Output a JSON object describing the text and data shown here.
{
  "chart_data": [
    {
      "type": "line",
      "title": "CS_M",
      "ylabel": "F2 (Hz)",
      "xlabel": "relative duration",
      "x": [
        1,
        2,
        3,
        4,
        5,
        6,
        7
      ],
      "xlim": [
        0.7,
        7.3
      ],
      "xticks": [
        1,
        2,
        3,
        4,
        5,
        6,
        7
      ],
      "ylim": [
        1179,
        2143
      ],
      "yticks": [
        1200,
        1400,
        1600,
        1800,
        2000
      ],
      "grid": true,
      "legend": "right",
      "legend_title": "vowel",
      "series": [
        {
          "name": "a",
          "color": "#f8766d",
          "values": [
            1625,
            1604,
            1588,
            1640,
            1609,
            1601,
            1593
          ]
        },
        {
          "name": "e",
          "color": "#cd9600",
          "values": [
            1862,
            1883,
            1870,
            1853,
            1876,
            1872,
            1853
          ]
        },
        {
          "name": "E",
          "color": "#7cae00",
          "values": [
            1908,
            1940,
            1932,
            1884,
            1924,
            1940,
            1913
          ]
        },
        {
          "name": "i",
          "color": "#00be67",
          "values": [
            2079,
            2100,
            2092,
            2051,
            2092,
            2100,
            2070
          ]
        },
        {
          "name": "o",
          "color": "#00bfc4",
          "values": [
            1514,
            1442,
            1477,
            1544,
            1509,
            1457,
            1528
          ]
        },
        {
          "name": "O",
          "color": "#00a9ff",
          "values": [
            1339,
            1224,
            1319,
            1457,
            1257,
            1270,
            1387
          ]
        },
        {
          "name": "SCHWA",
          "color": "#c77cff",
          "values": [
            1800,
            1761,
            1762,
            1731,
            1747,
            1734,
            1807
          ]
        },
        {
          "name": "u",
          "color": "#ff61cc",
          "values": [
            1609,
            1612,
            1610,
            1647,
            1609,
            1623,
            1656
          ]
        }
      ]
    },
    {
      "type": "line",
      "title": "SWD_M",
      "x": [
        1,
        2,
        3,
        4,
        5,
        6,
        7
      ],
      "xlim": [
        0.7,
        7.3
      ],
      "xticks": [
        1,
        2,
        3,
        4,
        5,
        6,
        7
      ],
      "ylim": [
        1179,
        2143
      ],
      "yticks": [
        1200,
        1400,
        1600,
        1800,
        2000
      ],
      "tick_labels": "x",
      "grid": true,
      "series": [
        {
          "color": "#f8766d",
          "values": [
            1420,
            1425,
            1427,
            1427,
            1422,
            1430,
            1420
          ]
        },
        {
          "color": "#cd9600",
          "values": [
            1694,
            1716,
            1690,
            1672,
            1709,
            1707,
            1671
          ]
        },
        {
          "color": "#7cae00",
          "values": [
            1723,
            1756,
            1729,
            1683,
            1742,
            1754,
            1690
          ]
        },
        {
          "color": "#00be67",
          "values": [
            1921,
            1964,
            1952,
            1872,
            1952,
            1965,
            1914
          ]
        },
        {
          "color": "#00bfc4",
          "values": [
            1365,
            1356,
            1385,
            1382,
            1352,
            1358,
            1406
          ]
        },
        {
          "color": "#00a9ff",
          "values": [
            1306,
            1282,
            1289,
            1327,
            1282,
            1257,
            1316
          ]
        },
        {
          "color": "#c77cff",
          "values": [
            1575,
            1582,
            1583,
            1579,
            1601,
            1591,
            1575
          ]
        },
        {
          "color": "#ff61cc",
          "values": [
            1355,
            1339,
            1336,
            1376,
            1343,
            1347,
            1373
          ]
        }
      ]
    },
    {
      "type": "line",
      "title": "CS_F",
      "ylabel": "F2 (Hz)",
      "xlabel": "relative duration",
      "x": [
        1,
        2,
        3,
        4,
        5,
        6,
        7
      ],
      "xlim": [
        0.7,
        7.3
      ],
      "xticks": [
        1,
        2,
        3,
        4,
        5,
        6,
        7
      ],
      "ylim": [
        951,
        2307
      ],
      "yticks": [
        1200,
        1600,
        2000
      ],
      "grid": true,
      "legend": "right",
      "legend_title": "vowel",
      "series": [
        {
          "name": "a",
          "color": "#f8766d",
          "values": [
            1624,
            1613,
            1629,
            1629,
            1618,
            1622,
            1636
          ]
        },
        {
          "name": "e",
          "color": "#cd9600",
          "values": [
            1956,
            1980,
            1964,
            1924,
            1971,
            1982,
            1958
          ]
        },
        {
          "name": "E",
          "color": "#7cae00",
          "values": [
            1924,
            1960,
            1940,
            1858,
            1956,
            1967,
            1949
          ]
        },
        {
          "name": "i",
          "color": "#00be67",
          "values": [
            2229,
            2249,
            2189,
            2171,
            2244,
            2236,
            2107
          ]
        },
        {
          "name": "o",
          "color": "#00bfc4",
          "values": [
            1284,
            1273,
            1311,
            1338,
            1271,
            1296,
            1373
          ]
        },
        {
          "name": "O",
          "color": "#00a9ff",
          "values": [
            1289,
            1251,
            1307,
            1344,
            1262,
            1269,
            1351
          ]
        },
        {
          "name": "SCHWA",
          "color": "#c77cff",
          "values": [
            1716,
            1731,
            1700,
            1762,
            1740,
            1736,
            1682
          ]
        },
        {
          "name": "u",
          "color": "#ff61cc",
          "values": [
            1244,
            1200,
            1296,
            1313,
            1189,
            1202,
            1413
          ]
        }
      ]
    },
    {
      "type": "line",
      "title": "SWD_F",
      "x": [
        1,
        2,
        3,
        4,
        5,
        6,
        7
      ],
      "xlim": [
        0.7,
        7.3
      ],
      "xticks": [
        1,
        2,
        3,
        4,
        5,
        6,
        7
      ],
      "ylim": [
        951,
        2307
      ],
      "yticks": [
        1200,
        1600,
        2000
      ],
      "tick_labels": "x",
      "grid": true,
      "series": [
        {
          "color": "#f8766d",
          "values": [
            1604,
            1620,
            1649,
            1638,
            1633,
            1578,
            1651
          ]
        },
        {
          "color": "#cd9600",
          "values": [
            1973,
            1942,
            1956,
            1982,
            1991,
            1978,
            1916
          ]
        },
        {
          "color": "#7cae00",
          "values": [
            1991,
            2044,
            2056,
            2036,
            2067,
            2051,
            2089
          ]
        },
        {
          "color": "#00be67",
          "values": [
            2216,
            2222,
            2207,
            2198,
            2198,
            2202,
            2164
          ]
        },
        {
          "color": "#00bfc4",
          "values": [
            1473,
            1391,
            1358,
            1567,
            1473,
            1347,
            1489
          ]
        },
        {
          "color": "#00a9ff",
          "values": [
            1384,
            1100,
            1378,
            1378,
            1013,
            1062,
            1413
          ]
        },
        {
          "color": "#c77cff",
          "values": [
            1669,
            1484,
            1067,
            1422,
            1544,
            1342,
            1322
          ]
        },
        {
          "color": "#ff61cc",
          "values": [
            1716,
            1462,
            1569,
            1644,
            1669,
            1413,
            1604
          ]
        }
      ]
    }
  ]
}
● ● ●
INSTRUCTION: Reproduce all data above, unchanged.

ANSWER FOR THIS EXERCISE:
Output a JSON object describing the text and data shown here.
{
  "chart_data": [
    {
      "type": "line",
      "title": "CS_M",
      "ylabel": "F2 (Hz)",
      "xlabel": "relative duration",
      "x": [
        1,
        2,
        3,
        4,
        5,
        6,
        7
      ],
      "xlim": [
        0.7,
        7.3
      ],
      "xticks": [
        1,
        2,
        3,
        4,
        5,
        6,
        7
      ],
      "ylim": [
        1179,
        2143
      ],
      "yticks": [
        1200,
        1400,
        1600,
        1800,
        2000
      ],
      "grid": true,
      "legend": "right",
      "legend_title": "vowel",
      "series": [
        {
          "name": "a",
          "color": "#f8766d",
          "values": [
            1625,
            1604,
            1588,
            1640,
            1609,
            1601,
            1593
          ]
        },
        {
          "name": "e",
          "color": "#cd9600",
          "values": [
            1862,
            1883,
            1870,
            1853,
            1876,
            1872,
            1853
          ]
        },
        {
          "name": "E",
          "color": "#7cae00",
          "values": [
            1908,
            1940,
            1932,
            1884,
            1924,
            1940,
            1913
          ]
        },
        {
          "name": "i",
          "color": "#00be67",
          "values": [
            2079,
            2100,
            2092,
            2051,
            2092,
            2100,
            2070
          ]
        },
        {
          "name": "o",
          "color": "#00bfc4",
          "values": [
            1514,
            1442,
            1477,
            1544,
            1509,
            1457,
            1528
          ]
        },
        {
          "name": "O",
          "color": "#00a9ff",
          "values": [
            1339,
            1224,
            1319,
            1457,
            1257,
            1270,
            1387
          ]
        },
        {
          "name": "SCHWA",
          "color": "#c77cff",
          "values": [
            1800,
            1761,
            1762,
            1731,
            1747,
            1734,
            1807
          ]
        },
        {
          "name": "u",
          "color": "#ff61cc",
          "values": [
            1609,
            1612,
            1610,
            1647,
            1609,
            1623,
            1656
          ]
        }
      ]
    },
    {
      "type": "line",
      "title": "SWD_M",
      "x": [
        1,
        2,
        3,
        4,
        5,
        6,
        7
      ],
      "xlim": [
        0.7,
        7.3
      ],
      "xticks": [
        1,
        2,
        3,
        4,
        5,
        6,
        7
      ],
      "ylim": [
        1179,
        2143
      ],
      "yticks": [
        1200,
        1400,
        1600,
        1800,
        2000
      ],
      "tick_labels": "x",
      "grid": true,
      "series": [
        {
          "color": "#f8766d",
          "values": [
            1420,
            1425,
            1427,
            1427,
            1422,
            1430,
            1420
          ]
        },
        {
          "color": "#cd9600",
          "values": [
            1694,
            1716,
            1690,
            1672,
            1709,
            1707,
            1671
          ]
        },
        {
          "color": "#7cae00",
          "values": [
            1723,
            1756,
            1729,
            1683,
            1742,
            1754,
            1690
          ]
        },
        {
          "color": "#00be67",
          "values": [
            1921,
            1964,
            1952,
            1872,
            1952,
            1965,
            1914
          ]
        },
        {
          "color": "#00bfc4",
          "values": [
            1365,
            1356,
            1385,
            1382,
            1352,
            1358,
            1406
          ]
        },
        {
          "color": "#00a9ff",
          "values": [
            1306,
            1282,
            1289,
            1327,
            1282,
            1257,
            1316
          ]
        },
        {
          "color": "#c77cff",
          "values": [
            1575,
            1582,
            1583,
            1579,
            1601,
            1591,
            1575
          ]
        },
        {
          "color": "#ff61cc",
          "values": [
            1355,
            1339,
            1336,
            1376,
            1343,
            1347,
            1373
          ]
        }
      ]
    },
    {
      "type": "line",
      "title": "CS_F",
      "ylabel": "F2 (Hz)",
      "xlabel": "relative duration",
      "x": [
        1,
        2,
        3,
        4,
        5,
        6,
        7
      ],
      "xlim": [
        0.7,
        7.3
      ],
      "xticks": [
        1,
        2,
        3,
        4,
        5,
        6,
        7
      ],
      "ylim": [
        951,
        2307
      ],
      "yticks": [
        1200,
        1600,
        2000
      ],
      "grid": true,
      "legend": "right",
      "legend_title": "vowel",
      "series": [
        {
          "name": "a",
          "color": "#f8766d",
          "values": [
            1624,
            1613,
            1629,
            1629,
            1618,
            1622,
            1636
          ]
        },
        {
          "name": "e",
          "color": "#cd9600",
          "values": [
            1956,
            1980,
            1964,
            1924,
            1971,
            1982,
            1958
          ]
        },
        {
          "name": "E",
          "color": "#7cae00",
          "values": [
            1924,
            1960,
            1940,
            1858,
            1956,
            1967,
            1949
          ]
        },
        {
          "name": "i",
          "color": "#00be67",
          "values": [
            2229,
            2249,
            2189,
            2171,
            2244,
            2236,
            2107
          ]
        },
        {
          "name": "o",
          "color": "#00bfc4",
          "values": [
            1284,
            1273,
            1311,
            1338,
            1271,
            1296,
            1373
          ]
        },
        {
          "name": "O",
          "color": "#00a9ff",
          "values": [
            1289,
            1251,
            1307,
            1344,
            1262,
            1269,
            1351
          ]
        },
        {
          "name": "SCHWA",
          "color": "#c77cff",
          "values": [
            1716,
            1731,
            1700,
            1762,
            1740,
            1736,
            1682
          ]
        },
        {
          "name": "u",
          "color": "#ff61cc",
          "values": [
            1244,
            1200,
            1296,
            1313,
            1189,
            1202,
            1413
          ]
        }
      ]
    },
    {
      "type": "line",
      "title": "SWD_F",
      "x": [
        1,
        2,
        3,
        4,
        5,
        6,
        7
      ],
      "xlim": [
        0.7,
        7.3
      ],
      "xticks": [
        1,
        2,
        3,
        4,
        5,
        6,
        7
      ],
      "ylim": [
        951,
        2307
      ],
      "yticks": [
        1200,
        1600,
        2000
      ],
      "tick_labels": "x",
      "grid": true,
      "series": [
        {
          "color": "#f8766d",
          "values": [
            1604,
            1620,
            1649,
            1638,
            1633,
            1578,
            1651
          ]
        },
        {
          "color": "#cd9600",
          "values": [
            1973,
            1942,
            1956,
            1982,
            1991,
            1978,
            1916
          ]
        },
        {
          "color": "#7cae00",
          "values": [
            1991,
            2044,
            2056,
            2036,
            2067,
            2051,
            2089
          ]
        },
        {
          "color": "#00be67",
          "values": [
            2216,
            2222,
            2207,
            2198,
            2198,
            2202,
            2164
          ]
        },
        {
          "color": "#00bfc4",
          "values": [
            1473,
            1391,
            1358,
            1567,
            1473,
            1347,
            1489
          ]
        },
        {
          "color": "#00a9ff",
          "values": [
            1384,
            1100,
            1378,
            1378,
            1013,
            1062,
            1413
          ]
        },
        {
          "color": "#c77cff",
          "values": [
            1669,
            1484,
            1067,
            1422,
            1544,
            1342,
            1322
          ]
        },
        {
          "color": "#ff61cc",
          "values": [
            1716,
            1462,
            1569,
            1644,
            1669,
            1413,
            1604
          ]
        }
      ]
    }
  ]
}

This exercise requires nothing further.